Excerpt from a dataset:

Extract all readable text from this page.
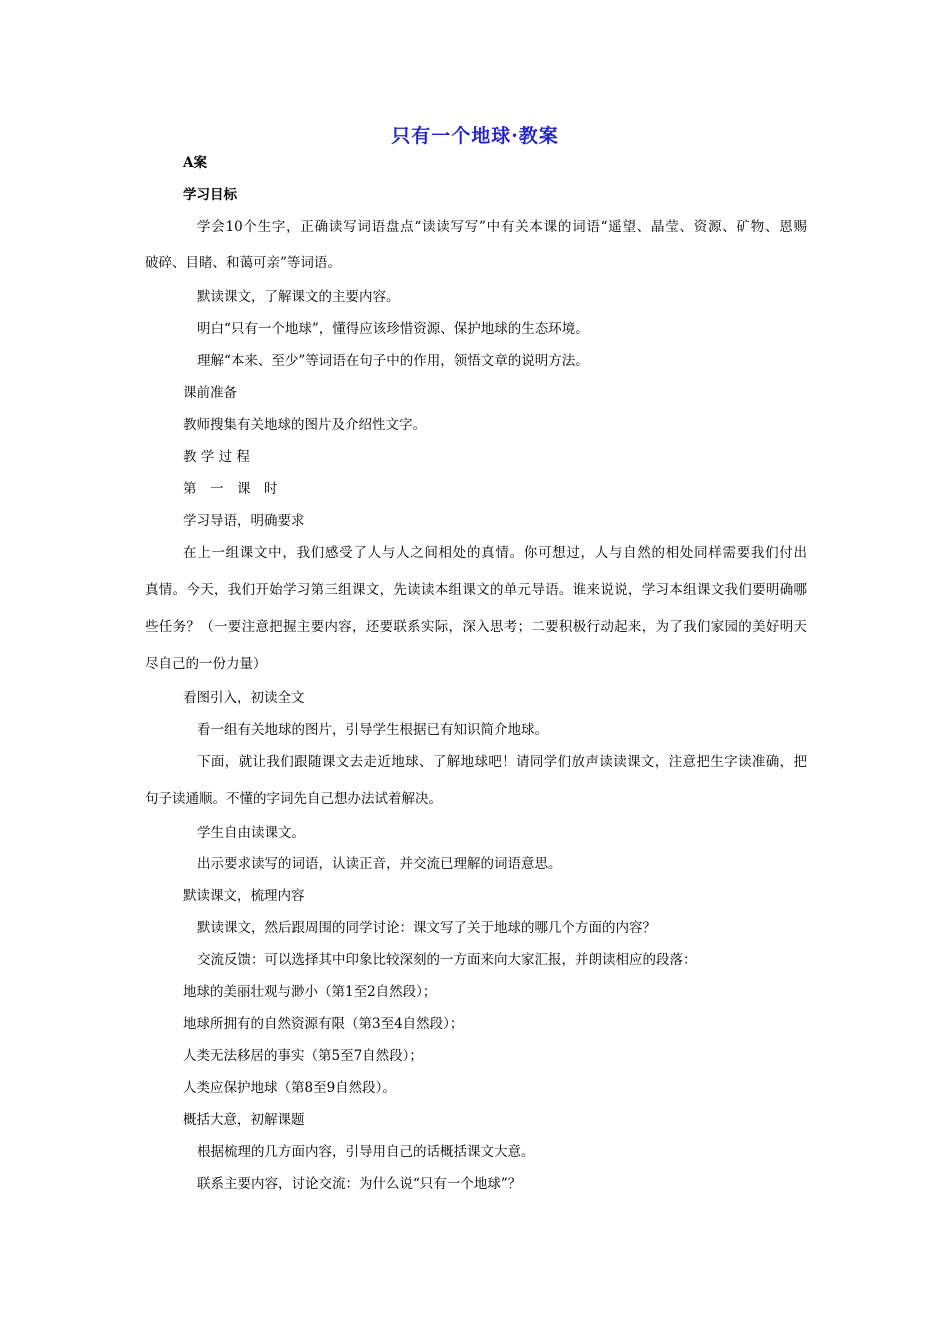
只有一个地球·教案
A案
学习目标
学会10个生字，正确读写词语盘点“读读写写”中有关本课的词语“遥望、晶莹、资源、矿物、恩赐
破碎、目睹、和蔼可亲”等词语。
默读课文，了解课文的主要内容。
明白“只有一个地球”，懂得应该珍惜资源、保护地球的生态环境。
理解“本来、至少”等词语在句子中的作用，领悟文章的说明方法。
课前准备
教师搜集有关地球的图片及介绍性文字。
教 学 过 程
第　一　课　时
学习导语，明确要求
在上一组课文中，我们感受了人与人之间相处的真情。你可想过，人与自然的相处同样需要我们付出
真情。今天，我们开始学习第三组课文，先读读本组课文的单元导语。谁来说说，学习本组课文我们要明确哪
些任务？（一要注意把握主要内容，还要联系实际，深入思考；二要积极行动起来，为了我们家园的美好明天
尽自己的一份力量）
看图引入，初读全文
看一组有关地球的图片，引导学生根据已有知识简介地球。
下面，就让我们跟随课文去走近地球、了解地球吧！请同学们放声读读课文，注意把生字读准确，把
句子读通顺。不懂的字词先自己想办法试着解决。
学生自由读课文。
出示要求读写的词语，认读正音，并交流已理解的词语意思。
默读课文，梳理内容
默读课文，然后跟周围的同学讨论：课文写了关于地球的哪几个方面的内容？
交流反馈：可以选择其中印象比较深刻的一方面来向大家汇报，并朗读相应的段落：
地球的美丽壮观与渺小（第1至2自然段）；
地球所拥有的自然资源有限（第3至4自然段）；
人类无法移居的事实（第5至7自然段）；
人类应保护地球（第8至9自然段）。
概括大意，初解课题
根据梳理的几方面内容，引导用自己的话概括课文大意。
联系主要内容，讨论交流：为什么说“只有一个地球”？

- Exercise instructions
Each record above should be copied character for character, with pictures dropped.

- Task output
Extract all readable text from this page.
只有一个地球·教案
A案
学习目标
学会10个生字，正确读写词语盘点“读读写写”中有关本课的词语“遥望、晶莹、资源、矿物、恩赐
破碎、目睹、和蔼可亲”等词语。
默读课文，了解课文的主要内容。
明白“只有一个地球”，懂得应该珍惜资源、保护地球的生态环境。
理解“本来、至少”等词语在句子中的作用，领悟文章的说明方法。
课前准备
教师搜集有关地球的图片及介绍性文字。
教 学 过 程
第　一　课　时
学习导语，明确要求
在上一组课文中，我们感受了人与人之间相处的真情。你可想过，人与自然的相处同样需要我们付出
真情。今天，我们开始学习第三组课文，先读读本组课文的单元导语。谁来说说，学习本组课文我们要明确哪
些任务？（一要注意把握主要内容，还要联系实际，深入思考；二要积极行动起来，为了我们家园的美好明天
尽自己的一份力量）
看图引入，初读全文
看一组有关地球的图片，引导学生根据已有知识简介地球。
下面，就让我们跟随课文去走近地球、了解地球吧！请同学们放声读读课文，注意把生字读准确，把
句子读通顺。不懂的字词先自己想办法试着解决。
学生自由读课文。
出示要求读写的词语，认读正音，并交流已理解的词语意思。
默读课文，梳理内容
默读课文，然后跟周围的同学讨论：课文写了关于地球的哪几个方面的内容？
交流反馈：可以选择其中印象比较深刻的一方面来向大家汇报，并朗读相应的段落：
地球的美丽壮观与渺小（第1至2自然段）；
地球所拥有的自然资源有限（第3至4自然段）；
人类无法移居的事实（第5至7自然段）；
人类应保护地球（第8至9自然段）。
概括大意，初解课题
根据梳理的几方面内容，引导用自己的话概括课文大意。
联系主要内容，讨论交流：为什么说“只有一个地球”？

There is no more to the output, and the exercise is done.